Can you find the lines of the listing that include "红星照耀中国" and copy every one?

--

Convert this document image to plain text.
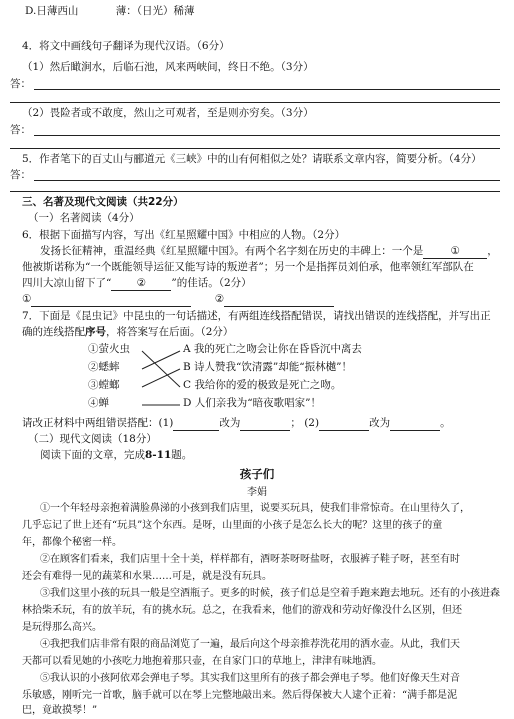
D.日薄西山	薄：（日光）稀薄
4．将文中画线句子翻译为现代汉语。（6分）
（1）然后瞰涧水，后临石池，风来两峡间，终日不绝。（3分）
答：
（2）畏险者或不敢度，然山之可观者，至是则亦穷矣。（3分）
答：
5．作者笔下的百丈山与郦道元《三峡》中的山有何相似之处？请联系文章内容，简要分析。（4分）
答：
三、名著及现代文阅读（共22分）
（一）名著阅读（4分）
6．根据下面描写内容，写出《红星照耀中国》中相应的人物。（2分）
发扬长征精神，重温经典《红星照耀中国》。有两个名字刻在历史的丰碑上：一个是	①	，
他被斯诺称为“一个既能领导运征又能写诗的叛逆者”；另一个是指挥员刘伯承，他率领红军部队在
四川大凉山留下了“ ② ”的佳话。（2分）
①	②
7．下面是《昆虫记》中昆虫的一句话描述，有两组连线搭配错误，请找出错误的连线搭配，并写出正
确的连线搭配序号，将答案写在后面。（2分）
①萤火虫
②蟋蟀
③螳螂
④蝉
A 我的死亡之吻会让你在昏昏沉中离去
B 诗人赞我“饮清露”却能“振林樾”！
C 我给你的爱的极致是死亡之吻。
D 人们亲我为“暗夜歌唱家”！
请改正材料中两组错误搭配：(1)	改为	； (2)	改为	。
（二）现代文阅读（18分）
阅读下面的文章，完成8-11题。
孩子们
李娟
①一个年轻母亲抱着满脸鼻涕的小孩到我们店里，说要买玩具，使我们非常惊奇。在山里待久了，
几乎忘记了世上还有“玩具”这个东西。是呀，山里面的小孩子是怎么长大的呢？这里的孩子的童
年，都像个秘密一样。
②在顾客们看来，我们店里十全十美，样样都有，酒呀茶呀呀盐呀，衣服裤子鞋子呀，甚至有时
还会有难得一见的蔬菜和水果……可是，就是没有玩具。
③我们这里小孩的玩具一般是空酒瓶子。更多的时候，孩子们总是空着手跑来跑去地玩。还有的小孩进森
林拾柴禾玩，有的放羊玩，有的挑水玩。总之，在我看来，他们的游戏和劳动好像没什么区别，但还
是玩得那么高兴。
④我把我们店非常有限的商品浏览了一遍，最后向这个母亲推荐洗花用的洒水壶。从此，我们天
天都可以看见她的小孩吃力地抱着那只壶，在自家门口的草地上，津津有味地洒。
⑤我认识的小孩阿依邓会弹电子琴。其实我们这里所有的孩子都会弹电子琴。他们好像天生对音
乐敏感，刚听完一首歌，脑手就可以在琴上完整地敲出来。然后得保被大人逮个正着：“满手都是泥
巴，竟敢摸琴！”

--

Full response —
6．根据下面描写内容，写出《红星照耀中国》中相应的人物。（2分）
发扬长征精神，重温经典《红星照耀中国》。有两个名字刻在历史的丰碑上：一个是	①	，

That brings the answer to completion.